## start
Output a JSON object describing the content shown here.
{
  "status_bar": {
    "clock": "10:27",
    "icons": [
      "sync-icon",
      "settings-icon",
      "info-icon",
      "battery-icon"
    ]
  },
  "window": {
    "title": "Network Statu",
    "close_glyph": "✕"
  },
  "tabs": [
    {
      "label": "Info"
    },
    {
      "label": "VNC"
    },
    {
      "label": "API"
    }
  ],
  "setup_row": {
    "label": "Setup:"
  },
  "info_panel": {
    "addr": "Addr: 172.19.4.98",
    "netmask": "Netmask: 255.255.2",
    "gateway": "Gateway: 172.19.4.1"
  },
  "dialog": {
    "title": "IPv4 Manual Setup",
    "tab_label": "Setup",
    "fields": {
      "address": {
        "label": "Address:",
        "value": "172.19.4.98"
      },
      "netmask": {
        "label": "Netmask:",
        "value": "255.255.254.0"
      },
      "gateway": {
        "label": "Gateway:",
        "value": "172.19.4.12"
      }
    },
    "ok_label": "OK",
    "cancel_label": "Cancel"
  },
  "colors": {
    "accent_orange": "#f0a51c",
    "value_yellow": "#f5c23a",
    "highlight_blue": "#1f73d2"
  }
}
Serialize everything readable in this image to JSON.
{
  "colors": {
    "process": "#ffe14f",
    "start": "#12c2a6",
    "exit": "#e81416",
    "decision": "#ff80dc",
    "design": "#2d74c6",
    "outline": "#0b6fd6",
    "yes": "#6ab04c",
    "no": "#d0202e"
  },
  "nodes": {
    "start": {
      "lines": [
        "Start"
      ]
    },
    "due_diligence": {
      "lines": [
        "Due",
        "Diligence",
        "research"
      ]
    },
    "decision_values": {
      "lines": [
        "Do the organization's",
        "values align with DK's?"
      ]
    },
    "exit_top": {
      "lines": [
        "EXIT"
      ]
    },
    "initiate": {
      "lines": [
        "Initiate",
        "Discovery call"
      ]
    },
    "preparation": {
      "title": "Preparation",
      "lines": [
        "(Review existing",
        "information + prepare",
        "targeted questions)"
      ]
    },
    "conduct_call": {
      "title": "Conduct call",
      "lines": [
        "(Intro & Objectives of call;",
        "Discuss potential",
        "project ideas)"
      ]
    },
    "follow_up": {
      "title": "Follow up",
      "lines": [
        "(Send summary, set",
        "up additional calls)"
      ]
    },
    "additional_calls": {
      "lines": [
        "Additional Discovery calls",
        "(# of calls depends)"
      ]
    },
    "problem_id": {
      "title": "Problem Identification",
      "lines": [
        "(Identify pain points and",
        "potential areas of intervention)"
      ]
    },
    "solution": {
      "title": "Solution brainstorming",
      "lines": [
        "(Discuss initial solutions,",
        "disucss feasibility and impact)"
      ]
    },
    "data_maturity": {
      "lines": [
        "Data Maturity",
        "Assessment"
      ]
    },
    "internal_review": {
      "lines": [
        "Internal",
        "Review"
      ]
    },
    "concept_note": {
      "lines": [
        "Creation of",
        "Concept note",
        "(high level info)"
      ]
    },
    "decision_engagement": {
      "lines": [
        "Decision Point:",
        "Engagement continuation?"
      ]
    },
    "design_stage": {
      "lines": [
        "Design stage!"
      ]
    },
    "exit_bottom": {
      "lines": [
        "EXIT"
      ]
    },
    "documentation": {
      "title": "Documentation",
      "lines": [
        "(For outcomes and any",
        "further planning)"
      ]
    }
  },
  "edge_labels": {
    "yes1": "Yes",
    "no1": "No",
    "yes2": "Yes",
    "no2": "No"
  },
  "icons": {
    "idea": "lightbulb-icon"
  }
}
## end
- WHAT IS NEEDED -
Return the whole listing exactly, with every line included.

- TASK RESULT -
Output a JSON object describing the content shown here.
{
  "status_bar": {
    "clock": "10:27",
    "icons": [
      "sync-icon",
      "settings-icon",
      "info-icon",
      "battery-icon"
    ]
  },
  "window": {
    "title": "Network Statu",
    "close_glyph": "✕"
  },
  "tabs": [
    {
      "label": "Info"
    },
    {
      "label": "VNC"
    },
    {
      "label": "API"
    }
  ],
  "setup_row": {
    "label": "Setup:"
  },
  "info_panel": {
    "addr": "Addr: 172.19.4.98",
    "netmask": "Netmask: 255.255.2",
    "gateway": "Gateway: 172.19.4.1"
  },
  "dialog": {
    "title": "IPv4 Manual Setup",
    "tab_label": "Setup",
    "fields": {
      "address": {
        "label": "Address:",
        "value": "172.19.4.98"
      },
      "netmask": {
        "label": "Netmask:",
        "value": "255.255.254.0"
      },
      "gateway": {
        "label": "Gateway:",
        "value": "172.19.4.12"
      }
    },
    "ok_label": "OK",
    "cancel_label": "Cancel"
  },
  "colors": {
    "accent_orange": "#f0a51c",
    "value_yellow": "#f5c23a",
    "highlight_blue": "#1f73d2"
  }
}
Serialize everything readable in this image to JSON.
{
  "colors": {
    "process": "#ffe14f",
    "start": "#12c2a6",
    "exit": "#e81416",
    "decision": "#ff80dc",
    "design": "#2d74c6",
    "outline": "#0b6fd6",
    "yes": "#6ab04c",
    "no": "#d0202e"
  },
  "nodes": {
    "start": {
      "lines": [
        "Start"
      ]
    },
    "due_diligence": {
      "lines": [
        "Due",
        "Diligence",
        "research"
      ]
    },
    "decision_values": {
      "lines": [
        "Do the organization's",
        "values align with DK's?"
      ]
    },
    "exit_top": {
      "lines": [
        "EXIT"
      ]
    },
    "initiate": {
      "lines": [
        "Initiate",
        "Discovery call"
      ]
    },
    "preparation": {
      "title": "Preparation",
      "lines": [
        "(Review existing",
        "information + prepare",
        "targeted questions)"
      ]
    },
    "conduct_call": {
      "title": "Conduct call",
      "lines": [
        "(Intro & Objectives of call;",
        "Discuss potential",
        "project ideas)"
      ]
    },
    "follow_up": {
      "title": "Follow up",
      "lines": [
        "(Send summary, set",
        "up additional calls)"
      ]
    },
    "additional_calls": {
      "lines": [
        "Additional Discovery calls",
        "(# of calls depends)"
      ]
    },
    "problem_id": {
      "title": "Problem Identification",
      "lines": [
        "(Identify pain points and",
        "potential areas of intervention)"
      ]
    },
    "solution": {
      "title": "Solution brainstorming",
      "lines": [
        "(Discuss initial solutions,",
        "disucss feasibility and impact)"
      ]
    },
    "data_maturity": {
      "lines": [
        "Data Maturity",
        "Assessment"
      ]
    },
    "internal_review": {
      "lines": [
        "Internal",
        "Review"
      ]
    },
    "concept_note": {
      "lines": [
        "Creation of",
        "Concept note",
        "(high level info)"
      ]
    },
    "decision_engagement": {
      "lines": [
        "Decision Point:",
        "Engagement continuation?"
      ]
    },
    "design_stage": {
      "lines": [
        "Design stage!"
      ]
    },
    "exit_bottom": {
      "lines": [
        "EXIT"
      ]
    },
    "documentation": {
      "title": "Documentation",
      "lines": [
        "(For outcomes and any",
        "further planning)"
      ]
    }
  },
  "edge_labels": {
    "yes1": "Yes",
    "no1": "No",
    "yes2": "Yes",
    "no2": "No"
  },
  "icons": {
    "idea": "lightbulb-icon"
  }
}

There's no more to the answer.